> [Set task]
Copy the lines that follow, keeping every character the same.

> [Stored data entries]

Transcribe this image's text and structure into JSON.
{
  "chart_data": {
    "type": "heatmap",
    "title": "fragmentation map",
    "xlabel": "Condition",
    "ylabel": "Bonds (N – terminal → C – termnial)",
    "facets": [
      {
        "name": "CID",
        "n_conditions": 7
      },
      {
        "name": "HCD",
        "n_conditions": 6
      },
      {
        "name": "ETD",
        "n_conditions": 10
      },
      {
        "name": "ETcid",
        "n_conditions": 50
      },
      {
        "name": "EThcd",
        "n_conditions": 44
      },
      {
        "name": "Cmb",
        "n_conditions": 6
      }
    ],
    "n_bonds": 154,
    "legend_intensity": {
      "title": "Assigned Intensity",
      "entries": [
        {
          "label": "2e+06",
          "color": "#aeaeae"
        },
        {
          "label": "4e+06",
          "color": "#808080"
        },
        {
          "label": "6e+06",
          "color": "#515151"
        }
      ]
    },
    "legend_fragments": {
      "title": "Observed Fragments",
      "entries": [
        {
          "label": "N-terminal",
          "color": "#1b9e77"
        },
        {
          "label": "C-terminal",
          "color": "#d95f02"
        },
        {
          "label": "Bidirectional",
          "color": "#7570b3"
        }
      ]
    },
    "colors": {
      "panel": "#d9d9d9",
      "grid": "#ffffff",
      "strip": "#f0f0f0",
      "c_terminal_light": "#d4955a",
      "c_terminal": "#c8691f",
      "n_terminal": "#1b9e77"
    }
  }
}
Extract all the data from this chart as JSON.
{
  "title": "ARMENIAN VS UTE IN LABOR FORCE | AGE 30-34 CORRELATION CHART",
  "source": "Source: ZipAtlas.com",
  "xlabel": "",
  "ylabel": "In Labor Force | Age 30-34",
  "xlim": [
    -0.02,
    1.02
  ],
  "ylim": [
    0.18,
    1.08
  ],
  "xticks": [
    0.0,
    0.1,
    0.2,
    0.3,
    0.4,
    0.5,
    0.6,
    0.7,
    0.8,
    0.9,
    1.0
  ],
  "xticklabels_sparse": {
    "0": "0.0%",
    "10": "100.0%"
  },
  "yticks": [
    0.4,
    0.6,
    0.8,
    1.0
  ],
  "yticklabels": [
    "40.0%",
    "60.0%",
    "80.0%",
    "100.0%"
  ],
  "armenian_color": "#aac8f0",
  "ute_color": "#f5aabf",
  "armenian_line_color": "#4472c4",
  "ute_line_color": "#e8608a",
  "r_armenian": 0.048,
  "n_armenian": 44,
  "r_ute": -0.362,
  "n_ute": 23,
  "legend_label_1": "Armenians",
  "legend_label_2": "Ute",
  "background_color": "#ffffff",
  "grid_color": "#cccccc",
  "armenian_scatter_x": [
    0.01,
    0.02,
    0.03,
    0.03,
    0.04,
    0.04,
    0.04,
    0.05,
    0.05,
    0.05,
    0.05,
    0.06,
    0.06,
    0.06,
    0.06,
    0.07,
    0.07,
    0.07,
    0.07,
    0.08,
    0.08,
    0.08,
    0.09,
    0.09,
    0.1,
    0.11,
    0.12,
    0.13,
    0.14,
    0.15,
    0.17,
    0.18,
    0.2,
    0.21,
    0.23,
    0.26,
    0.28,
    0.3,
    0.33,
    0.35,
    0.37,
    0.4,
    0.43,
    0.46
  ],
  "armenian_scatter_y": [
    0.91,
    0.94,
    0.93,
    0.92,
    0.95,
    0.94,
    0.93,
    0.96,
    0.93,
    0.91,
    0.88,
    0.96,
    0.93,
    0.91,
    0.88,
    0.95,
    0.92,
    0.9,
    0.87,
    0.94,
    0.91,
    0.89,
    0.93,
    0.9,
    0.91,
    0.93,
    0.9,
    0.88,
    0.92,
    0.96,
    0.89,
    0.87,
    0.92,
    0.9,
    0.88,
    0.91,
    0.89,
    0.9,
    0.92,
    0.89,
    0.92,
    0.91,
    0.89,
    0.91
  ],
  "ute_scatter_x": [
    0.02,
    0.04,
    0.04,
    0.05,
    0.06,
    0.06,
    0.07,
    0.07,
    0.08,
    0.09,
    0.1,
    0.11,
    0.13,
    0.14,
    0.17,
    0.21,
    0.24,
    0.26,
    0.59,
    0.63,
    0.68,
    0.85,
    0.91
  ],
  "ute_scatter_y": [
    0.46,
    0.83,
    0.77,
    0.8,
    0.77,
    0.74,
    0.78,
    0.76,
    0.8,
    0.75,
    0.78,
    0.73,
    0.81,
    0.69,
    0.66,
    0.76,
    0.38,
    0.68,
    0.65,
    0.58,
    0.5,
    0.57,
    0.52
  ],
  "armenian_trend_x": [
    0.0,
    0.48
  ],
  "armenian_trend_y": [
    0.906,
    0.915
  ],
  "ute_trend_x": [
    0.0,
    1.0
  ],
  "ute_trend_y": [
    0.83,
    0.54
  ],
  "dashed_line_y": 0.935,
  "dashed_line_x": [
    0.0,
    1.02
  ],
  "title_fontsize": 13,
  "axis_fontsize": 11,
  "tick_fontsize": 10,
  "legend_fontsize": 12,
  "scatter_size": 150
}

> [The response]
Transcribe this image's text and structure into JSON.
{
  "chart_data": {
    "type": "heatmap",
    "title": "fragmentation map",
    "xlabel": "Condition",
    "ylabel": "Bonds (N – terminal → C – termnial)",
    "facets": [
      {
        "name": "CID",
        "n_conditions": 7
      },
      {
        "name": "HCD",
        "n_conditions": 6
      },
      {
        "name": "ETD",
        "n_conditions": 10
      },
      {
        "name": "ETcid",
        "n_conditions": 50
      },
      {
        "name": "EThcd",
        "n_conditions": 44
      },
      {
        "name": "Cmb",
        "n_conditions": 6
      }
    ],
    "n_bonds": 154,
    "legend_intensity": {
      "title": "Assigned Intensity",
      "entries": [
        {
          "label": "2e+06",
          "color": "#aeaeae"
        },
        {
          "label": "4e+06",
          "color": "#808080"
        },
        {
          "label": "6e+06",
          "color": "#515151"
        }
      ]
    },
    "legend_fragments": {
      "title": "Observed Fragments",
      "entries": [
        {
          "label": "N-terminal",
          "color": "#1b9e77"
        },
        {
          "label": "C-terminal",
          "color": "#d95f02"
        },
        {
          "label": "Bidirectional",
          "color": "#7570b3"
        }
      ]
    },
    "colors": {
      "panel": "#d9d9d9",
      "grid": "#ffffff",
      "strip": "#f0f0f0",
      "c_terminal_light": "#d4955a",
      "c_terminal": "#c8691f",
      "n_terminal": "#1b9e77"
    }
  }
}
Extract all the data from this chart as JSON.
{
  "title": "ARMENIAN VS UTE IN LABOR FORCE | AGE 30-34 CORRELATION CHART",
  "source": "Source: ZipAtlas.com",
  "xlabel": "",
  "ylabel": "In Labor Force | Age 30-34",
  "xlim": [
    -0.02,
    1.02
  ],
  "ylim": [
    0.18,
    1.08
  ],
  "xticks": [
    0.0,
    0.1,
    0.2,
    0.3,
    0.4,
    0.5,
    0.6,
    0.7,
    0.8,
    0.9,
    1.0
  ],
  "xticklabels_sparse": {
    "0": "0.0%",
    "10": "100.0%"
  },
  "yticks": [
    0.4,
    0.6,
    0.8,
    1.0
  ],
  "yticklabels": [
    "40.0%",
    "60.0%",
    "80.0%",
    "100.0%"
  ],
  "armenian_color": "#aac8f0",
  "ute_color": "#f5aabf",
  "armenian_line_color": "#4472c4",
  "ute_line_color": "#e8608a",
  "r_armenian": 0.048,
  "n_armenian": 44,
  "r_ute": -0.362,
  "n_ute": 23,
  "legend_label_1": "Armenians",
  "legend_label_2": "Ute",
  "background_color": "#ffffff",
  "grid_color": "#cccccc",
  "armenian_scatter_x": [
    0.01,
    0.02,
    0.03,
    0.03,
    0.04,
    0.04,
    0.04,
    0.05,
    0.05,
    0.05,
    0.05,
    0.06,
    0.06,
    0.06,
    0.06,
    0.07,
    0.07,
    0.07,
    0.07,
    0.08,
    0.08,
    0.08,
    0.09,
    0.09,
    0.1,
    0.11,
    0.12,
    0.13,
    0.14,
    0.15,
    0.17,
    0.18,
    0.2,
    0.21,
    0.23,
    0.26,
    0.28,
    0.3,
    0.33,
    0.35,
    0.37,
    0.4,
    0.43,
    0.46
  ],
  "armenian_scatter_y": [
    0.91,
    0.94,
    0.93,
    0.92,
    0.95,
    0.94,
    0.93,
    0.96,
    0.93,
    0.91,
    0.88,
    0.96,
    0.93,
    0.91,
    0.88,
    0.95,
    0.92,
    0.9,
    0.87,
    0.94,
    0.91,
    0.89,
    0.93,
    0.9,
    0.91,
    0.93,
    0.9,
    0.88,
    0.92,
    0.96,
    0.89,
    0.87,
    0.92,
    0.9,
    0.88,
    0.91,
    0.89,
    0.9,
    0.92,
    0.89,
    0.92,
    0.91,
    0.89,
    0.91
  ],
  "ute_scatter_x": [
    0.02,
    0.04,
    0.04,
    0.05,
    0.06,
    0.06,
    0.07,
    0.07,
    0.08,
    0.09,
    0.1,
    0.11,
    0.13,
    0.14,
    0.17,
    0.21,
    0.24,
    0.26,
    0.59,
    0.63,
    0.68,
    0.85,
    0.91
  ],
  "ute_scatter_y": [
    0.46,
    0.83,
    0.77,
    0.8,
    0.77,
    0.74,
    0.78,
    0.76,
    0.8,
    0.75,
    0.78,
    0.73,
    0.81,
    0.69,
    0.66,
    0.76,
    0.38,
    0.68,
    0.65,
    0.58,
    0.5,
    0.57,
    0.52
  ],
  "armenian_trend_x": [
    0.0,
    0.48
  ],
  "armenian_trend_y": [
    0.906,
    0.915
  ],
  "ute_trend_x": [
    0.0,
    1.0
  ],
  "ute_trend_y": [
    0.83,
    0.54
  ],
  "dashed_line_y": 0.935,
  "dashed_line_x": [
    0.0,
    1.02
  ],
  "title_fontsize": 13,
  "axis_fontsize": 11,
  "tick_fontsize": 10,
  "legend_fontsize": 12,
  "scatter_size": 150
}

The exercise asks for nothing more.